-- PASSAGE PROVIDED --
******************************

Add a semi-smooth primal dual contact solver

Based on the work of Alexander Popp et al.

dune/contact/solvers/primaldualsemismoothnewtonsolver.cc

+// -*- tab-width: 4; indent-tabs-mode: nil; c-basic-offset: 2 -*-
+// vi: set ts=4 sw=2 et sts=2:
+
+#include <limits>
+#include <dune/common/timer.hh>
+#include <dune/istl/io.hh>
+
+#include <dune/solvers/solvers/quadraticipopt.hh>
+#include <dune/solvers/common/boxconstraint.hh>
+#include <dune/istl/preconditioners.hh>
+#include <dune/istl/umfpack.hh>
+#include <dune/istl/solvers.hh>
+
+namespace Dune {
+namespace Contact {
+
+template<class ProblemType>
+void PrimalDualSemiSmoothNewtonSolver<ProblemType>::solve()
+{
+  auto& iterates = *iterates_;
+
+  size_t totalSize(0);
+  for (size_t i=0; i<iterates.size(); i++)
+    totalSize += iterates[i].size();
+
+  // If no Dirichlet conditions are prescribed we have to setup the initial correction
+  if (correction_.size() != dim*totalSize) {
+    correction_.resize(dim*totalSize);
+    correction_ = 0;
+  }
+
+  problem_->contactAssembler()->getContactCouplings()[0]->path_ = debugPath_;
+  problem_->contactAssembler()->getContactCouplings()[0]->it_ = -1;
+
+  // compute energy infeasibility of initial iterate and build the contact mapping
+  energy_ = problem_->energy(iterates);
+  infeasibility_ = problem_->infeasibility(iterates);
+
+  // if there are non-homogeneous Dirichlet conditions,
+  // then we have to adjust the initial infeasibility
+  infeasibility_ = std::max(infeasibility_, correction_.infinity_norm());
+
+  if (this->verbosity_ == Solver::REDUCED or this->verbosity_== Solver::FULL)

******************************

-- STATED EXERCISE --
According to the text about the semi-smooth primal dual contact solver, whose work is the solver based on? The records that come next are not needed for the task.

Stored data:
******************************

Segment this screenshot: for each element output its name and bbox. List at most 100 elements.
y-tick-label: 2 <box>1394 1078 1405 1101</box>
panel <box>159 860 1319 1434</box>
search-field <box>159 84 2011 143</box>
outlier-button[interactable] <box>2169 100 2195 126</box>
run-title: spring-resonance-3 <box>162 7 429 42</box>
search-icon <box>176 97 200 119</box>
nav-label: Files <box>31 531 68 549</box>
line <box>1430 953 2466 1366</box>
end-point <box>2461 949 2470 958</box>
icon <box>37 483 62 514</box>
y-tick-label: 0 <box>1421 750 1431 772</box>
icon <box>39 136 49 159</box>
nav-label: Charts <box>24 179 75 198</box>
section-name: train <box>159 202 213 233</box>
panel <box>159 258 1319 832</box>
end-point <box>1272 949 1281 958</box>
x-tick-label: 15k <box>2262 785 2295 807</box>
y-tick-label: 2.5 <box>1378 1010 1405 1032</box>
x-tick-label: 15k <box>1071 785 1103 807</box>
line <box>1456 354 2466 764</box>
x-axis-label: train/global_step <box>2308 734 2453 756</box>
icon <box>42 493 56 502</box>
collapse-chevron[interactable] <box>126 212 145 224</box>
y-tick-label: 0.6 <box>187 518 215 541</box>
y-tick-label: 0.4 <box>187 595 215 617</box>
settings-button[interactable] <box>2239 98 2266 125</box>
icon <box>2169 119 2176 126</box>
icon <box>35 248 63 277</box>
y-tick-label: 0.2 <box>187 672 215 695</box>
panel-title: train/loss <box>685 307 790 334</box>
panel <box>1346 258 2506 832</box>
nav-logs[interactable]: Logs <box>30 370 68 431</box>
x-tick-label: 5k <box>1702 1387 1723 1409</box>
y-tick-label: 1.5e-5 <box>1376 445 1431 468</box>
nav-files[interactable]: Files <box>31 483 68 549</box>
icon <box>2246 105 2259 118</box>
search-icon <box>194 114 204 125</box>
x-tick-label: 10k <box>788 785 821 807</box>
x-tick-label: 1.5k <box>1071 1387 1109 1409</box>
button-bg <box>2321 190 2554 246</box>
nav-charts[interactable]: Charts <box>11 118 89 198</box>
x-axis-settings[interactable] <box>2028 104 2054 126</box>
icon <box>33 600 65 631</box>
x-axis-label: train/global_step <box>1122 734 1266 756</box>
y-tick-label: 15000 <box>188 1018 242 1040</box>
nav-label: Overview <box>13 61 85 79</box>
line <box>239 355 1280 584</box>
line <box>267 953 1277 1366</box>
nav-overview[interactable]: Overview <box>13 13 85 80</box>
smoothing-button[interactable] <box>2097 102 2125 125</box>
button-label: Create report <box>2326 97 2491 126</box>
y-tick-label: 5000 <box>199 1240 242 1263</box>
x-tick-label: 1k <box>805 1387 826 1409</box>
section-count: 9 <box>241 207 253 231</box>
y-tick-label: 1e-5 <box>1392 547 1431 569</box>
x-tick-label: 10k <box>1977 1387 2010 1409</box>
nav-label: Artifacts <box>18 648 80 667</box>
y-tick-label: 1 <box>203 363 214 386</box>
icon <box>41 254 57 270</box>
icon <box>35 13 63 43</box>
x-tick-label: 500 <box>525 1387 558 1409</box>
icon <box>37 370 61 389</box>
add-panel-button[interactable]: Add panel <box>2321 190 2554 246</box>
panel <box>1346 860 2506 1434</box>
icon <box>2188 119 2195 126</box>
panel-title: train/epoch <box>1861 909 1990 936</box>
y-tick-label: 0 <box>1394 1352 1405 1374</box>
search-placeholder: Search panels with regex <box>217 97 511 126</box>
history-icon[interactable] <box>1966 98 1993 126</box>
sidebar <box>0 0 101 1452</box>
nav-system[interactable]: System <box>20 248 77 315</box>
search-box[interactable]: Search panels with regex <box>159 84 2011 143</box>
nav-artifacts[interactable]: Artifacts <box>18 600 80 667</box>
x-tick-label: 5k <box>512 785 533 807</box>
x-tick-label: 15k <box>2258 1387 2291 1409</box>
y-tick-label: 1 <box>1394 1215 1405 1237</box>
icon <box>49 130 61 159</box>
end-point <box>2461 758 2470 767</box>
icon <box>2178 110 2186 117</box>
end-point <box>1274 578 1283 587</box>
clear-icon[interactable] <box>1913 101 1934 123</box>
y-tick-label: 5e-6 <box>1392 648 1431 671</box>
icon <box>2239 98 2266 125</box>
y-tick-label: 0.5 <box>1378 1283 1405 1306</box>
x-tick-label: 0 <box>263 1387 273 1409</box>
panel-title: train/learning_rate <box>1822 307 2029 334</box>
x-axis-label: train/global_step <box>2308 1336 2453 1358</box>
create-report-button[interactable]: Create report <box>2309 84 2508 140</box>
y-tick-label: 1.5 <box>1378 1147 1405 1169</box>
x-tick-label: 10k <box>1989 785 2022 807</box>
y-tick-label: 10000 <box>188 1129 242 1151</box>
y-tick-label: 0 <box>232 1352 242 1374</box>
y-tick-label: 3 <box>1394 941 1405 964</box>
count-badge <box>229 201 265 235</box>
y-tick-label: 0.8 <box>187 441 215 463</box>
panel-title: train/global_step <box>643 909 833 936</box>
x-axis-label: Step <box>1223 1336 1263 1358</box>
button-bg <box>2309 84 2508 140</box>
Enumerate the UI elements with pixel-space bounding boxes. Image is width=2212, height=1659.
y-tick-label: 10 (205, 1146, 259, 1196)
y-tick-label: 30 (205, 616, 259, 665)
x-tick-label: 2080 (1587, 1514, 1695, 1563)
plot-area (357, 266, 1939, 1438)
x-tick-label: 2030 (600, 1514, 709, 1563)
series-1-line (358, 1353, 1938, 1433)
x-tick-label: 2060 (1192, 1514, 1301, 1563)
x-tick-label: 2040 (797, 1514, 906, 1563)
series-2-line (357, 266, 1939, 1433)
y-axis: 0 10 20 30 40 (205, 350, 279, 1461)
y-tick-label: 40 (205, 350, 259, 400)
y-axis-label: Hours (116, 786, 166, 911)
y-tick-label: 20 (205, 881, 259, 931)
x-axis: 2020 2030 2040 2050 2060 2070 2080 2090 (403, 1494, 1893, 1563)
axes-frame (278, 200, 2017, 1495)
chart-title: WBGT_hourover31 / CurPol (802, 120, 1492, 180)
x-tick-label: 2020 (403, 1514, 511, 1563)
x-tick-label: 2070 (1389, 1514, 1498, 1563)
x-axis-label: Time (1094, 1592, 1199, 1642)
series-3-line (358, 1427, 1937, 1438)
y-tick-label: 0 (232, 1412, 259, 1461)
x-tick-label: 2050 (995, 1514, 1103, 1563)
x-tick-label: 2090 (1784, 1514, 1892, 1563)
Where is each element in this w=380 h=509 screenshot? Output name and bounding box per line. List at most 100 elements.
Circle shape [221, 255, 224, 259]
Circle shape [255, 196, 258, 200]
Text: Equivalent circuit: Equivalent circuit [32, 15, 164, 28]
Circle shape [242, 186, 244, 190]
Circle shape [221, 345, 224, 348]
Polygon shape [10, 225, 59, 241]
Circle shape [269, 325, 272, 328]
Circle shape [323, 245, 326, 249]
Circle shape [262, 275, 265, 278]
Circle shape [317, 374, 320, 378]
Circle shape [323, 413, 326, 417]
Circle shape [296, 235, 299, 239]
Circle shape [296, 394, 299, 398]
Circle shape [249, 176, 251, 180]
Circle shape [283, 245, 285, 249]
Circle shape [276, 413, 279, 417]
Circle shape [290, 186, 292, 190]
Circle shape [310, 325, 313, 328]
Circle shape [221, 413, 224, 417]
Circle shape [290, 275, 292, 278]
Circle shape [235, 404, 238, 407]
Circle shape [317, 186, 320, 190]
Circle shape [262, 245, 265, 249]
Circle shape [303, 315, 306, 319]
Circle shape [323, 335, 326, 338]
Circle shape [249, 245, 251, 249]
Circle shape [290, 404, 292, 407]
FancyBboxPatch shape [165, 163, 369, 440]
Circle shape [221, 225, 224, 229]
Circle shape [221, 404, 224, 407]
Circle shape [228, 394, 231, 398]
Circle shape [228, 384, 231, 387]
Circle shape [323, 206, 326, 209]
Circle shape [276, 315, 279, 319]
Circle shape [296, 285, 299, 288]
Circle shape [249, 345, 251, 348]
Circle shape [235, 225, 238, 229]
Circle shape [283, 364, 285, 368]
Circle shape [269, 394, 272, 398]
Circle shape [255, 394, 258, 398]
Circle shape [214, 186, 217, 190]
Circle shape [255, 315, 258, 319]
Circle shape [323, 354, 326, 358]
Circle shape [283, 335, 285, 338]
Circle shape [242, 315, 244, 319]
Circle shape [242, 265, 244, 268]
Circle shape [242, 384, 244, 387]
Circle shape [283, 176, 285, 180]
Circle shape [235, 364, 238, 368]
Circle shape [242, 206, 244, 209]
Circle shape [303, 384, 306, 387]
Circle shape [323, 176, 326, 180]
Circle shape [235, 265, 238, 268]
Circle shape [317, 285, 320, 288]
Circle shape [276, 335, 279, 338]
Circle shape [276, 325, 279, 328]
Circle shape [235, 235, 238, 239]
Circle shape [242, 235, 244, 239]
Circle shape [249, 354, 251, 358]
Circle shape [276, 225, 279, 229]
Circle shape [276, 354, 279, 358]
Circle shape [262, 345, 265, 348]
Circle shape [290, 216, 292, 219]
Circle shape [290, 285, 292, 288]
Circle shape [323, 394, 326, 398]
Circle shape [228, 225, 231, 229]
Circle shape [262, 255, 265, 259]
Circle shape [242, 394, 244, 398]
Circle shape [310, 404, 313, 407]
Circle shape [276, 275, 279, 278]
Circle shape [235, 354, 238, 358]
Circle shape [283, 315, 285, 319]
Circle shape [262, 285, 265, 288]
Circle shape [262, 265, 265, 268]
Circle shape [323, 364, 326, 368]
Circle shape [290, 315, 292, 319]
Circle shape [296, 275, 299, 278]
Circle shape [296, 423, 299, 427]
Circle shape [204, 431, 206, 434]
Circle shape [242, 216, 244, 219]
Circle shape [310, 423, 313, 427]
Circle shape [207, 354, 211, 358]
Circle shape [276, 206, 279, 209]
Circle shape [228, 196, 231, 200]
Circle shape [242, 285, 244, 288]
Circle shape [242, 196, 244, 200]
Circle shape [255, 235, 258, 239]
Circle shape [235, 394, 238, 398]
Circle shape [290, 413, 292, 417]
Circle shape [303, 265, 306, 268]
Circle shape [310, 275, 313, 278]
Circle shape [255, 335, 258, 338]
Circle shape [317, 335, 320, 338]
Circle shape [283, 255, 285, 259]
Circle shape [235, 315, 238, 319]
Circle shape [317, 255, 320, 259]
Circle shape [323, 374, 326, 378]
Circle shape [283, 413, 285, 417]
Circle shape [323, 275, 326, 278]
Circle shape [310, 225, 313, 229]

******************************

-- RESULT OF THE TASK --
It is based on the work of Alexander Popp et al.